→ Extracted entries

══════

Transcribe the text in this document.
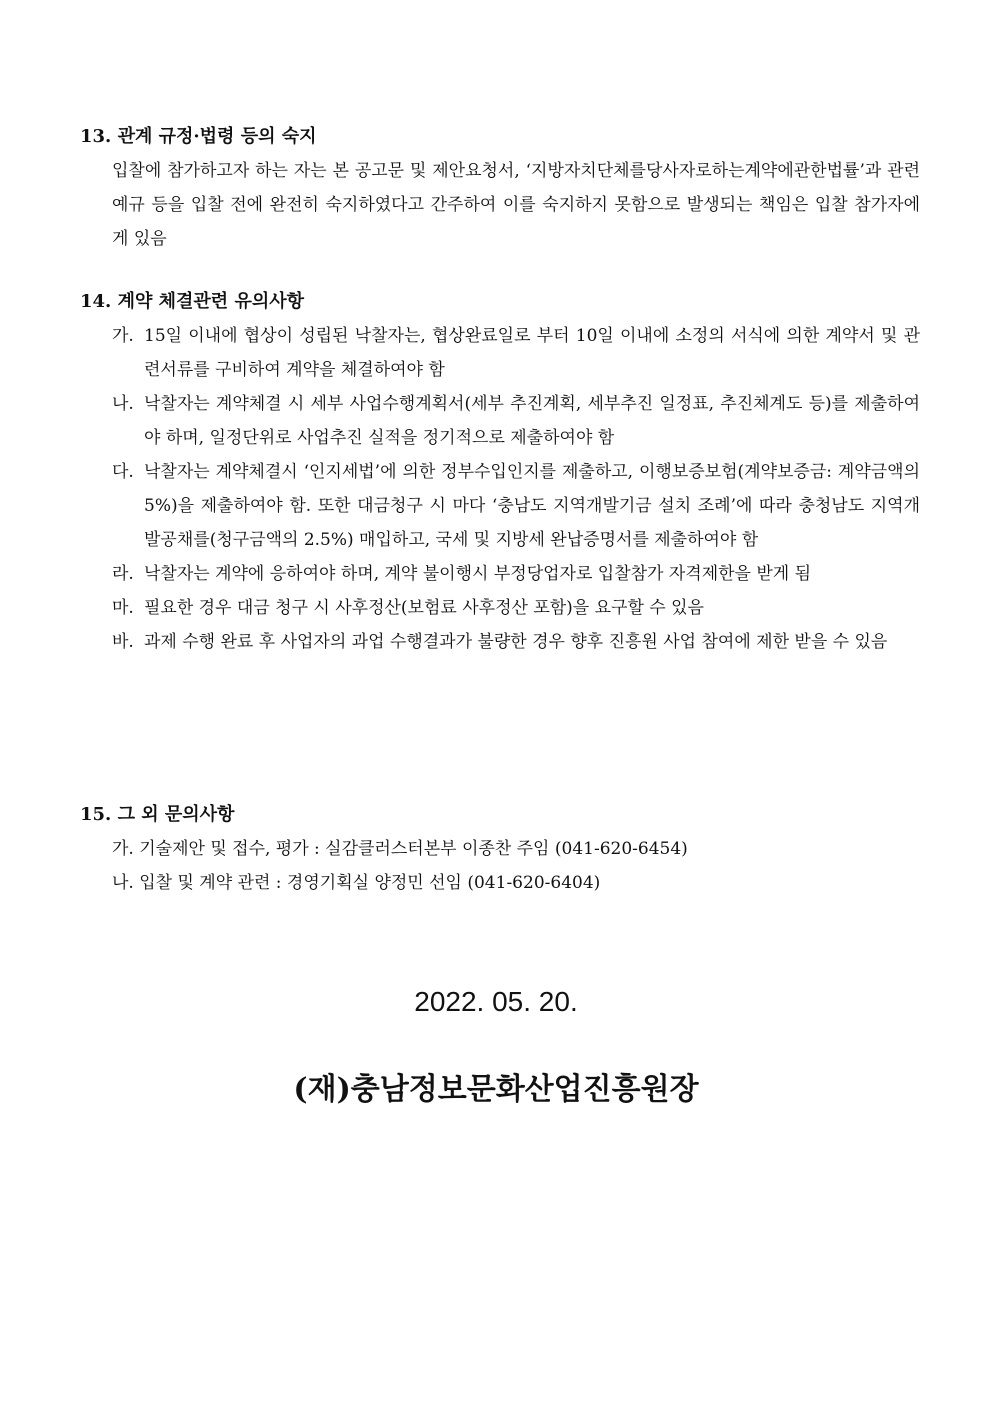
13. 관계 규정·법령 등의 숙지
입찰에 참가하고자 하는 자는 본 공고문 및 제안요청서, ‘지방자치단체를당사자로하는계약에관한법률’과 관련 예규 등을 입찰 전에 완전히 숙지하였다고 간주하여 이를 숙지하지 못함으로 발생되는 책임은 입찰 참가자에게 있음
14. 계약 체결관련 유의사항
가. 15일 이내에 협상이 성립된 낙찰자는, 협상완료일로 부터 10일 이내에 소정의 서식에 의한 계약서 및 관련서류를 구비하여 계약을 체결하여야 함
나. 낙찰자는 계약체결 시 세부 사업수행계획서(세부 추진계획, 세부추진 일정표, 추진체계도 등)를 제출하여야 하며, 일정단위로 사업추진 실적을 정기적으로 제출하여야 함
다. 낙찰자는 계약체결시 ‘인지세법’에 의한 정부수입인지를 제출하고, 이행보증보험(계약보증금: 계약금액의 5%)을 제출하여야 함. 또한 대금청구 시 마다 ‘충남도 지역개발기금 설치 조례’에 따라 충청남도 지역개발공채를(청구금액의 2.5%) 매입하고, 국세 및 지방세 완납증명서를 제출하여야 함
라. 낙찰자는 계약에 응하여야 하며, 계약 불이행시 부정당업자로 입찰참가 자격제한을 받게 됨
마. 필요한 경우 대금 청구 시 사후정산(보험료 사후정산 포함)을 요구할 수 있음
바. 과제 수행 완료 후 사업자의 과업 수행결과가 불량한 경우 향후 진흥원 사업 참여에 제한 받을 수 있음
15. 그 외 문의사항
가. 기술제안 및 접수, 평가 : 실감클러스터본부 이종찬 주임 (041-620-6454)
나. 입찰 및 계약 관련 : 경영기획실 양정민 선임 (041-620-6404)
2022. 05. 20.
(재)충남정보문화산업진흥원장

══════

→ What to do
Transcribe the entries above verbatim, omitting their pictures.

→ Solution for this problem
Transcribe the text in this document.
13. 관계 규정·법령 등의 숙지
입찰에 참가하고자 하는 자는 본 공고문 및 제안요청서, ‘지방자치단체를당사자로하는계약에관한법률’과 관련 예규 등을 입찰 전에 완전히 숙지하였다고 간주하여 이를 숙지하지 못함으로 발생되는 책임은 입찰 참가자에게 있음
14. 계약 체결관련 유의사항
가. 15일 이내에 협상이 성립된 낙찰자는, 협상완료일로 부터 10일 이내에 소정의 서식에 의한 계약서 및 관련서류를 구비하여 계약을 체결하여야 함
나. 낙찰자는 계약체결 시 세부 사업수행계획서(세부 추진계획, 세부추진 일정표, 추진체계도 등)를 제출하여야 하며, 일정단위로 사업추진 실적을 정기적으로 제출하여야 함
다. 낙찰자는 계약체결시 ‘인지세법’에 의한 정부수입인지를 제출하고, 이행보증보험(계약보증금: 계약금액의 5%)을 제출하여야 함. 또한 대금청구 시 마다 ‘충남도 지역개발기금 설치 조례’에 따라 충청남도 지역개발공채를(청구금액의 2.5%) 매입하고, 국세 및 지방세 완납증명서를 제출하여야 함
라. 낙찰자는 계약에 응하여야 하며, 계약 불이행시 부정당업자로 입찰참가 자격제한을 받게 됨
마. 필요한 경우 대금 청구 시 사후정산(보험료 사후정산 포함)을 요구할 수 있음
바. 과제 수행 완료 후 사업자의 과업 수행결과가 불량한 경우 향후 진흥원 사업 참여에 제한 받을 수 있음
15. 그 외 문의사항
가. 기술제안 및 접수, 평가 : 실감클러스터본부 이종찬 주임 (041-620-6454)
나. 입찰 및 계약 관련 : 경영기획실 양정민 선임 (041-620-6404)
2022. 05. 20.
(재)충남정보문화산업진흥원장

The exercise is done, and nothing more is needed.